-- Start of RECORDS FOR THIS EXERCISE --
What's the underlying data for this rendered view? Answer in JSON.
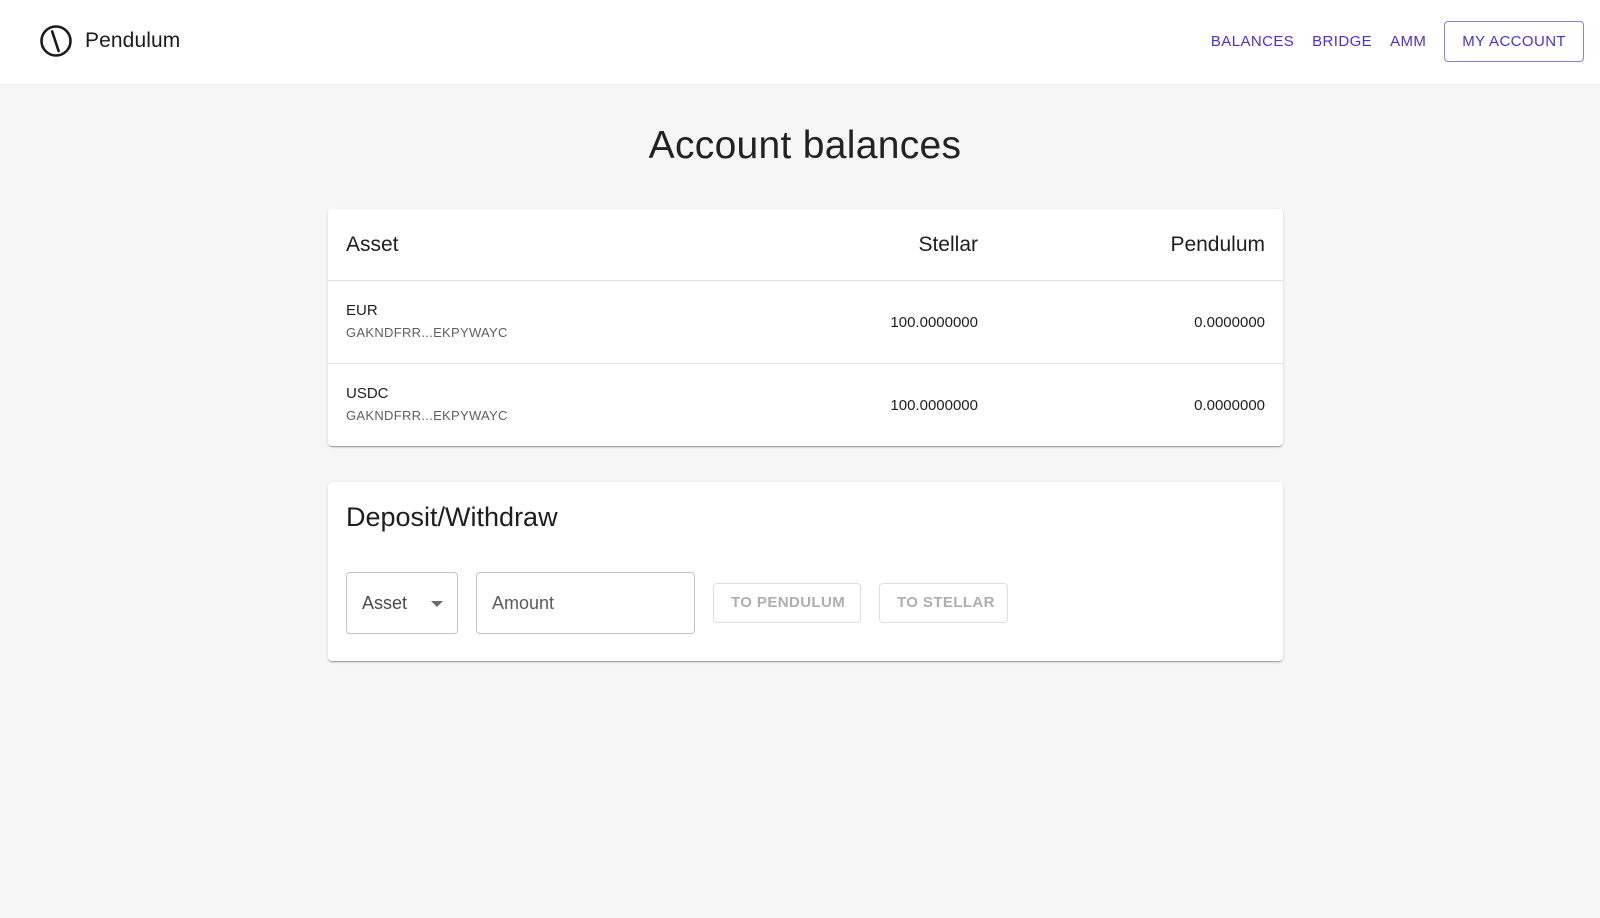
{
  "app": {
    "name": "Pendulum",
    "logo_icon": "pendulum-logo-icon"
  },
  "nav": {
    "balances": "BALANCES",
    "bridge": "BRIDGE",
    "amm": "AMM",
    "account": "MY ACCOUNT",
    "accent_color": "#4b2fd6"
  },
  "page": {
    "title": "Account balances"
  },
  "balances": {
    "headers": {
      "asset": "Asset",
      "stellar": "Stellar",
      "pendulum": "Pendulum"
    },
    "rows": [
      {
        "code": "EUR",
        "issuer": "GAKNDFRR...EKPYWAYC",
        "stellar": "100.0000000",
        "pendulum": "0.0000000"
      },
      {
        "code": "USDC",
        "issuer": "GAKNDFRR...EKPYWAYC",
        "stellar": "100.0000000",
        "pendulum": "0.0000000"
      }
    ]
  },
  "deposit": {
    "title": "Deposit/Withdraw",
    "asset_select": {
      "label": "Asset",
      "icon": "dropdown-arrow-icon"
    },
    "amount": {
      "placeholder": "Amount",
      "value": ""
    },
    "to_pendulum_label": "TO PENDULUM",
    "to_stellar_label": "TO STELLAR"
  }
}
-- End of RECORDS FOR THIS EXERCISE --
GIVEN INSTRUCTION: Pictures in the records above should not be copied. Repeat everything else exactly.

CORRECT RESPONSE:
What's the underlying data for this rendered view? Answer in JSON.
{
  "app": {
    "name": "Pendulum",
    "logo_icon": "pendulum-logo-icon"
  },
  "nav": {
    "balances": "BALANCES",
    "bridge": "BRIDGE",
    "amm": "AMM",
    "account": "MY ACCOUNT",
    "accent_color": "#4b2fd6"
  },
  "page": {
    "title": "Account balances"
  },
  "balances": {
    "headers": {
      "asset": "Asset",
      "stellar": "Stellar",
      "pendulum": "Pendulum"
    },
    "rows": [
      {
        "code": "EUR",
        "issuer": "GAKNDFRR...EKPYWAYC",
        "stellar": "100.0000000",
        "pendulum": "0.0000000"
      },
      {
        "code": "USDC",
        "issuer": "GAKNDFRR...EKPYWAYC",
        "stellar": "100.0000000",
        "pendulum": "0.0000000"
      }
    ]
  },
  "deposit": {
    "title": "Deposit/Withdraw",
    "asset_select": {
      "label": "Asset",
      "icon": "dropdown-arrow-icon"
    },
    "amount": {
      "placeholder": "Amount",
      "value": ""
    },
    "to_pendulum_label": "TO PENDULUM",
    "to_stellar_label": "TO STELLAR"
  }
}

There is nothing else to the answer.